[Collected data]
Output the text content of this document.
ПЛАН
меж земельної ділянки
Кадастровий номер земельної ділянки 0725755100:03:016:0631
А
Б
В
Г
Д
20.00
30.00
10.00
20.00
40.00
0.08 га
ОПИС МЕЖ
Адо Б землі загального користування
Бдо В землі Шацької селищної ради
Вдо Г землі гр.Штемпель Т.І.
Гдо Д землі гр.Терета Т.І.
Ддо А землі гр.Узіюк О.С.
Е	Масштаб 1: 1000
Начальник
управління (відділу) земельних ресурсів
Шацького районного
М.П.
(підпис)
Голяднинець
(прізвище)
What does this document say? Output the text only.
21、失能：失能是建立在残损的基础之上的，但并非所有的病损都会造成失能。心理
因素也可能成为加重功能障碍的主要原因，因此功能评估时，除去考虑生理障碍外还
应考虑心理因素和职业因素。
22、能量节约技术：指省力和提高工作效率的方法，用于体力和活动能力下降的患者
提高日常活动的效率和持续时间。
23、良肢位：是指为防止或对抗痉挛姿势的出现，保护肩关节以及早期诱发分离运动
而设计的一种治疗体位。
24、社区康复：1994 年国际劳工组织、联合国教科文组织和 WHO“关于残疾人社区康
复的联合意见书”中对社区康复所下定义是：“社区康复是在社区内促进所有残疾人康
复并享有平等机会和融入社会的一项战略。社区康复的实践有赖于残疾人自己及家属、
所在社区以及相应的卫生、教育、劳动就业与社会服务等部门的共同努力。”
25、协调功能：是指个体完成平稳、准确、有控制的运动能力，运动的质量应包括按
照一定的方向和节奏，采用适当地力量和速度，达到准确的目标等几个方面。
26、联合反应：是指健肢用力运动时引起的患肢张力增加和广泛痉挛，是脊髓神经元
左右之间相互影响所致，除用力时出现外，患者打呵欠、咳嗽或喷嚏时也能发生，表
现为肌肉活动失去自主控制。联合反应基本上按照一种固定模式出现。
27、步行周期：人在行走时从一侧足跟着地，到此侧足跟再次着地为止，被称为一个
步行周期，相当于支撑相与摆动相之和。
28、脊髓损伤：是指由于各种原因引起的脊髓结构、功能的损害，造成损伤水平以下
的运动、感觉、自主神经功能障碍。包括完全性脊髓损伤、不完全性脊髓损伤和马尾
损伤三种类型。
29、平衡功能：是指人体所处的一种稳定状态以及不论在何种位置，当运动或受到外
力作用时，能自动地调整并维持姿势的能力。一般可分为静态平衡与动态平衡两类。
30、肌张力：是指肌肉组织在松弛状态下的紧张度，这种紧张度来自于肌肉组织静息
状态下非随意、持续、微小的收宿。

● **What to do**: Looking at the records above, say how many lines hold the string "землі". Write nothing but the number.

● **Solution**: 5